Task statement | Rewrite the records as a Markdown table, from the start of the records through the line that contains "staticText: Z [56, 456, 63, 472]", including that line. Use the columns Row and Record line, number each row, and skip any blank lines.

··· Record extracts ···

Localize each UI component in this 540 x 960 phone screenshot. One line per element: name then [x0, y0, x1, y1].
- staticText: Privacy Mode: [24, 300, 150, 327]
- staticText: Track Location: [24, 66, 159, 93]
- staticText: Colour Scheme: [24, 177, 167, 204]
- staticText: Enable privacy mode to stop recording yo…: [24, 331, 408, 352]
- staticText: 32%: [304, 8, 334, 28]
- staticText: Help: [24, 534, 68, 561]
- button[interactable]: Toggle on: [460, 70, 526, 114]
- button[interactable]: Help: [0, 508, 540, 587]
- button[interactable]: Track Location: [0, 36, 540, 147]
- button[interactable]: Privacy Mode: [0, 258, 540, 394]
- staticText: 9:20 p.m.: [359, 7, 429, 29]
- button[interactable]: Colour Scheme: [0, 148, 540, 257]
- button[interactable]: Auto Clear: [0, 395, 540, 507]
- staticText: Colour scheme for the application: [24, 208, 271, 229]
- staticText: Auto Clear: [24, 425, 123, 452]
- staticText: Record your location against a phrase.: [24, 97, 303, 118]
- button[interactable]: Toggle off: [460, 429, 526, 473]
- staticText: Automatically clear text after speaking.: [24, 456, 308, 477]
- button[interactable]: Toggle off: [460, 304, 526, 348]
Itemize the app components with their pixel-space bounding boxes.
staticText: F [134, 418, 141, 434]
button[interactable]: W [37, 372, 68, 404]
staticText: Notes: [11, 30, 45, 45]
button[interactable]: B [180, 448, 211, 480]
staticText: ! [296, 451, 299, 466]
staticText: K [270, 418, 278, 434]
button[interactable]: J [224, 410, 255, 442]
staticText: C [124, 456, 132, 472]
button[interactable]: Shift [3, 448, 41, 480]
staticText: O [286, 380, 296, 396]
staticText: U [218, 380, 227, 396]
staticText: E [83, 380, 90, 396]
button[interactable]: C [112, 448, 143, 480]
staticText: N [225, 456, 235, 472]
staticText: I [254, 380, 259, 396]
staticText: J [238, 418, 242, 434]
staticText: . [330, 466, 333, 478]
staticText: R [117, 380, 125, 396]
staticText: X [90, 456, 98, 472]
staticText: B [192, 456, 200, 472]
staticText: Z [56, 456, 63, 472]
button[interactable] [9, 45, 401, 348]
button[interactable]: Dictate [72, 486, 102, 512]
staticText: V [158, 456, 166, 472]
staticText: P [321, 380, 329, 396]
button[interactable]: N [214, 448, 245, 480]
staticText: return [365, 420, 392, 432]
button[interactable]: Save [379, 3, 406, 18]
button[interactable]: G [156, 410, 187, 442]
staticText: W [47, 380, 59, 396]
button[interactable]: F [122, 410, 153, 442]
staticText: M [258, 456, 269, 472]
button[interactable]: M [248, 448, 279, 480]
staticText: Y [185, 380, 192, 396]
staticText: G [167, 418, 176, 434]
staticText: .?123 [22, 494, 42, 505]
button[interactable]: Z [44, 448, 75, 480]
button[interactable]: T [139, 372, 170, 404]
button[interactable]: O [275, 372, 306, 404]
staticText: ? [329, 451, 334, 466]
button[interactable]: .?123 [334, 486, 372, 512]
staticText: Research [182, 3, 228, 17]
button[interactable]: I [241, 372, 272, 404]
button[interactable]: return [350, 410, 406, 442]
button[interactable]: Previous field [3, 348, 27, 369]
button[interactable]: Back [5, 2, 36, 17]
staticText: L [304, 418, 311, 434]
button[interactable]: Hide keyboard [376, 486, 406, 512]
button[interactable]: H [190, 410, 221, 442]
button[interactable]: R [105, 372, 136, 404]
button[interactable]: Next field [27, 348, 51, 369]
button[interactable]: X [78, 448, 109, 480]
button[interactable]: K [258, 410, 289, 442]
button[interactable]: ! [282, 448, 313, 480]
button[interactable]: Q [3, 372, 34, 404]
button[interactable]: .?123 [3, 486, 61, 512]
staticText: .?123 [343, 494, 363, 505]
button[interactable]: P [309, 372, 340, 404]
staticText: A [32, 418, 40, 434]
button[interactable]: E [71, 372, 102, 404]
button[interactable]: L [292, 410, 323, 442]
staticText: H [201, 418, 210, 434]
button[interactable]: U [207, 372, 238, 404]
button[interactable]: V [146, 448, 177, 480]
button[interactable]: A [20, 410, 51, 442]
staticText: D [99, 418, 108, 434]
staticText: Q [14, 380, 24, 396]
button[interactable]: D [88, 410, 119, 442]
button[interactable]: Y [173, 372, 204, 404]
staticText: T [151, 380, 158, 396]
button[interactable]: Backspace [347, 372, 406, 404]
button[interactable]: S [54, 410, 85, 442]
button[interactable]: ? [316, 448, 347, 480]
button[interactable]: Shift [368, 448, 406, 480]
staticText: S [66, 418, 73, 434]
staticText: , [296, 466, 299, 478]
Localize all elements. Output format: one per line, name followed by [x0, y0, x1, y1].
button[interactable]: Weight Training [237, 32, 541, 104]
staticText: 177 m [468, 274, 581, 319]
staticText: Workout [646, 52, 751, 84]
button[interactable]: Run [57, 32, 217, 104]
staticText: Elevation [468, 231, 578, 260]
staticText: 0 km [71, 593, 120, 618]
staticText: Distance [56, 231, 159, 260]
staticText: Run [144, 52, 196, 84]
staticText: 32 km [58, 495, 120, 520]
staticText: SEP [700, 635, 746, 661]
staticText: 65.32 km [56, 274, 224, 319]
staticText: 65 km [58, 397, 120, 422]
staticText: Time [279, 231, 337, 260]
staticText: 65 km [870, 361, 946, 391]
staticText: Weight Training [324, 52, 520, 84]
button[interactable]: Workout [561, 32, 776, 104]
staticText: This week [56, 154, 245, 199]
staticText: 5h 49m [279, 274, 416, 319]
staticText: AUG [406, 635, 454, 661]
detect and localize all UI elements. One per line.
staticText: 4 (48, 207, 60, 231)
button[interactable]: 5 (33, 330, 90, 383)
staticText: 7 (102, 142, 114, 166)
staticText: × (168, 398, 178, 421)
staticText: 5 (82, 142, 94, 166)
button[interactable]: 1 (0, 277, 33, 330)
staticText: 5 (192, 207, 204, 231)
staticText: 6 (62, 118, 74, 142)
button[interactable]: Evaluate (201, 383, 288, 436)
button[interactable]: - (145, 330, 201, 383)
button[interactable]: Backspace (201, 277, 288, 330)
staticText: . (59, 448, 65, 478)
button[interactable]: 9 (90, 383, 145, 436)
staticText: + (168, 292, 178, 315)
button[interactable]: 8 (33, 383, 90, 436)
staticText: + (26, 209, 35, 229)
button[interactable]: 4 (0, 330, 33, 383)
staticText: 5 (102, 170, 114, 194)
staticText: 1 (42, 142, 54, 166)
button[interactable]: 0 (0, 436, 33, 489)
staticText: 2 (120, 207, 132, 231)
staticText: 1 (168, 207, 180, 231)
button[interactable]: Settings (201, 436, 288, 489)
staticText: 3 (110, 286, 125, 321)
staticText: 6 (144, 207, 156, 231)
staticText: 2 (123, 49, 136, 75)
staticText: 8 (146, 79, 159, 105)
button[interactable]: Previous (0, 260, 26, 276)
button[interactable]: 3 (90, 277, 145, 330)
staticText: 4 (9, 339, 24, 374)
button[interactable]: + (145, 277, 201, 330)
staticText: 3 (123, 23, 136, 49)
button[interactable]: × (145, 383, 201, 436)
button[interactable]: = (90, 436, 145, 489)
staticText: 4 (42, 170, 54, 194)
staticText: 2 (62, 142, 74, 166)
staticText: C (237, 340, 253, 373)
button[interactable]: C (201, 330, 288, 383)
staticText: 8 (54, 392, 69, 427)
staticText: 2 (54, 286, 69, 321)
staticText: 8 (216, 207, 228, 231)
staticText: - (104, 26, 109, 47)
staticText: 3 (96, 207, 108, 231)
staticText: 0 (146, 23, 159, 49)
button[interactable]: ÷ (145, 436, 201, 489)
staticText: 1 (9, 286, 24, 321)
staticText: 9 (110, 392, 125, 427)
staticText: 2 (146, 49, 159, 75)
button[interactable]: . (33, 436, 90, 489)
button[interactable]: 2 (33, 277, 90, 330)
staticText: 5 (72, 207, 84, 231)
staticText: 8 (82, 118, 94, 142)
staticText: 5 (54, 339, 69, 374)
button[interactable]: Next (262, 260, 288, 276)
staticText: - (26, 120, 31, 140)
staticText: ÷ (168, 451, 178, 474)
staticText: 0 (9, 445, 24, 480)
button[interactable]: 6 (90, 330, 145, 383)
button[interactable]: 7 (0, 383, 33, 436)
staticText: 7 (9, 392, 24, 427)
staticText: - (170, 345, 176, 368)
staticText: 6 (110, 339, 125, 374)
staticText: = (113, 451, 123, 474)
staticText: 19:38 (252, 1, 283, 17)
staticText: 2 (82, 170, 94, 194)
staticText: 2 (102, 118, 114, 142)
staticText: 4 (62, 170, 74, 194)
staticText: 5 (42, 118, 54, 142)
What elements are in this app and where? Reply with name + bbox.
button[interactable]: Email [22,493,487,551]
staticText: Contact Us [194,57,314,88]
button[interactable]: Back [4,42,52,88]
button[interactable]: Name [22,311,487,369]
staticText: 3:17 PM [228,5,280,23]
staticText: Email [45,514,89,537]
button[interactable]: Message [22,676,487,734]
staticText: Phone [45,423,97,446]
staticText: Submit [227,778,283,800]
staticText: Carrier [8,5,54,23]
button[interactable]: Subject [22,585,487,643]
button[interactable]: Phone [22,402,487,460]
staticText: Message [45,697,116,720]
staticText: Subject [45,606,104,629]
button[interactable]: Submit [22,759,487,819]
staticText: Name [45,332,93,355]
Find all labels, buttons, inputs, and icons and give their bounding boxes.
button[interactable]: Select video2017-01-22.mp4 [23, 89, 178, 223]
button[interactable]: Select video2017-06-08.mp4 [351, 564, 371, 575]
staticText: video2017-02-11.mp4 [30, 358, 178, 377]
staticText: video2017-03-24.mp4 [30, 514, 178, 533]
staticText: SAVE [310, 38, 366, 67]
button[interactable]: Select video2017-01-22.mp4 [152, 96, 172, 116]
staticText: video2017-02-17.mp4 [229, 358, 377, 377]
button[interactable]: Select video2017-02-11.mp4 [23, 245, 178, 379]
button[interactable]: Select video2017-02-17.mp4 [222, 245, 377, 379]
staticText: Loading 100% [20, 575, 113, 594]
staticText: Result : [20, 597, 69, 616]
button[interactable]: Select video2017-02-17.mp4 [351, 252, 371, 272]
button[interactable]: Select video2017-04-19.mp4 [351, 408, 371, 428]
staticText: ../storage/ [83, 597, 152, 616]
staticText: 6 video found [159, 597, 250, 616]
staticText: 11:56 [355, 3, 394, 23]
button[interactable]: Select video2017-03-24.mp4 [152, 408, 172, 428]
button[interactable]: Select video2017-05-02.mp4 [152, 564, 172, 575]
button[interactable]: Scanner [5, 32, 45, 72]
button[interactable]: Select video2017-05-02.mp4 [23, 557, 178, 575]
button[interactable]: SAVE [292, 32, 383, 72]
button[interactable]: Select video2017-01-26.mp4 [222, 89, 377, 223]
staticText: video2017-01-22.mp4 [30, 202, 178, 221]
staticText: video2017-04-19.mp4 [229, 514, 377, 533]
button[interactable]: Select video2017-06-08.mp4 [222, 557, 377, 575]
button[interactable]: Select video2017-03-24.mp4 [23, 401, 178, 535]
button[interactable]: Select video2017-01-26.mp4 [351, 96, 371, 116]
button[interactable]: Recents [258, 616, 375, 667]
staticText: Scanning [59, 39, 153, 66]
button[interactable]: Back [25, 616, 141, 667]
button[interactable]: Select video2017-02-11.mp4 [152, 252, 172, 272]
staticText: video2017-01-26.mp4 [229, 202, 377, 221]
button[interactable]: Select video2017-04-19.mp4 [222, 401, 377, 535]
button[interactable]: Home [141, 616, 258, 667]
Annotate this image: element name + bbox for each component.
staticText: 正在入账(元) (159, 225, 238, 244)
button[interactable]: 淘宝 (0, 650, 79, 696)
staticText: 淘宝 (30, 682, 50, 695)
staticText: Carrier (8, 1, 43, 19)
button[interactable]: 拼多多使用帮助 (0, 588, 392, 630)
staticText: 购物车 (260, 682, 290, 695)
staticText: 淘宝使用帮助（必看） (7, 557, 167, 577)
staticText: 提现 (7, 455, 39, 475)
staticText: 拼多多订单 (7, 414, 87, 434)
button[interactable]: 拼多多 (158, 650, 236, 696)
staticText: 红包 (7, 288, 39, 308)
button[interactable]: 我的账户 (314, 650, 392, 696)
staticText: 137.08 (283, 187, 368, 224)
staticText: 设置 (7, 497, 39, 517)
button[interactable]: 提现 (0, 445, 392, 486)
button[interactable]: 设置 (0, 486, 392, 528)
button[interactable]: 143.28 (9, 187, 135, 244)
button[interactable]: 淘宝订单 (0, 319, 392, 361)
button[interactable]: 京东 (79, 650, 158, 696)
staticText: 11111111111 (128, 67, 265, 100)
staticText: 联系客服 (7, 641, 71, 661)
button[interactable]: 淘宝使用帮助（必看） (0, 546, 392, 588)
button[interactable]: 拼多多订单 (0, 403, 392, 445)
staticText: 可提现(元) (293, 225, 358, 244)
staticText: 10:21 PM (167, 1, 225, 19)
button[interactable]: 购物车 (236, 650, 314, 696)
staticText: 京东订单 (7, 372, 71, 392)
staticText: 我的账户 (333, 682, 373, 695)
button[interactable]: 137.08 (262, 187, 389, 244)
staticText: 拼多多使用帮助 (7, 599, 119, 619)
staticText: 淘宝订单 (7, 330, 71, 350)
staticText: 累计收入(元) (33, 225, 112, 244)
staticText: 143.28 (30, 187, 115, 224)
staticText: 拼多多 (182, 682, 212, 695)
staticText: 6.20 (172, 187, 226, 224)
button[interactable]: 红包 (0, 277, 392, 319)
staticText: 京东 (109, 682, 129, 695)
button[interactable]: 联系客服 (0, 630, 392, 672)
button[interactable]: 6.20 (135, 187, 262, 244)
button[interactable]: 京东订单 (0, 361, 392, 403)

···

Answer to this exercise |
| Row | Record line |
|---|---|
| 1 | Localize each UI component in this 540 x 960 phone screenshot. One line per element: name then [x0, y0, x1, y1]. |
| 2 | - staticText: Privacy Mode: [24, 300, 150, 327] |
| 3 | - staticText: Track Location: [24, 66, 159, 93] |
| 4 | - staticText: Colour Scheme: [24, 177, 167, 204] |
| 5 | - staticText: Enable privacy mode to stop recording yo…: [24, 331, 408, 352] |
| 6 | - staticText: 32%: [304, 8, 334, 28] |
| 7 | - staticText: Help: [24, 534, 68, 561] |
| 8 | - button[interactable]: Toggle on: [460, 70, 526, 114] |
| 9 | - button[interactable]: Help: [0, 508, 540, 587] |
| 10 | - button[interactable]: Track Location: [0, 36, 540, 147] |
| 11 | - button[interactable]: Privacy Mode: [0, 258, 540, 394] |
| 12 | - staticText: 9:20 p.m.: [359, 7, 429, 29] |
| 13 | - button[interactable]: Colour Scheme: [0, 148, 540, 257] |
| 14 | - button[interactable]: Auto Clear: [0, 395, 540, 507] |
| 15 | - staticText: Colour scheme for the application: [24, 208, 271, 229] |
| 16 | - staticText: Auto Clear: [24, 425, 123, 452] |
| 17 | - staticText: Record your location against a phrase.: [24, 97, 303, 118] |
| 18 | - button[interactable]: Toggle off: [460, 429, 526, 473] |
| 19 | - staticText: Automatically clear text after speaking.: [24, 456, 308, 477] |
| 20 | - button[interactable]: Toggle off: [460, 304, 526, 348] |
| 21 | Itemize the app components with their pixel-space bounding boxes. |
| 22 | staticText: F [134, 418, 141, 434] |
| 23 | button[interactable]: W [37, 372, 68, 404] |
| 24 | staticText: Notes: [11, 30, 45, 45] |
| 25 | button[interactable]: B [180, 448, 211, 480] |
| 26 | staticText: ! [296, 451, 299, 466] |
| 27 | staticText: K [270, 418, 278, 434] |
| 28 | button[interactable]: J [224, 410, 255, 442] |
| 29 | staticText: C [124, 456, 132, 472] |
| 30 | button[interactable]: Shift [3, 448, 41, 480] |
| 31 | staticText: O [286, 380, 296, 396] |
| 32 | staticText: U [218, 380, 227, 396] |
| 33 | staticText: E [83, 380, 90, 396] |
| 34 | button[interactable]: C [112, 448, 143, 480] |
| 35 | staticText: N [225, 456, 235, 472] |
| 36 | staticText: I [254, 380, 259, 396] |
| 37 | staticText: J [238, 418, 242, 434] |
| 38 | staticText: . [330, 466, 333, 478] |
| 39 | staticText: R [117, 380, 125, 396] |
| 40 | staticText: X [90, 456, 98, 472] |
| 41 | staticText: B [192, 456, 200, 472] |
| 42 | staticText: Z [56, 456, 63, 472] |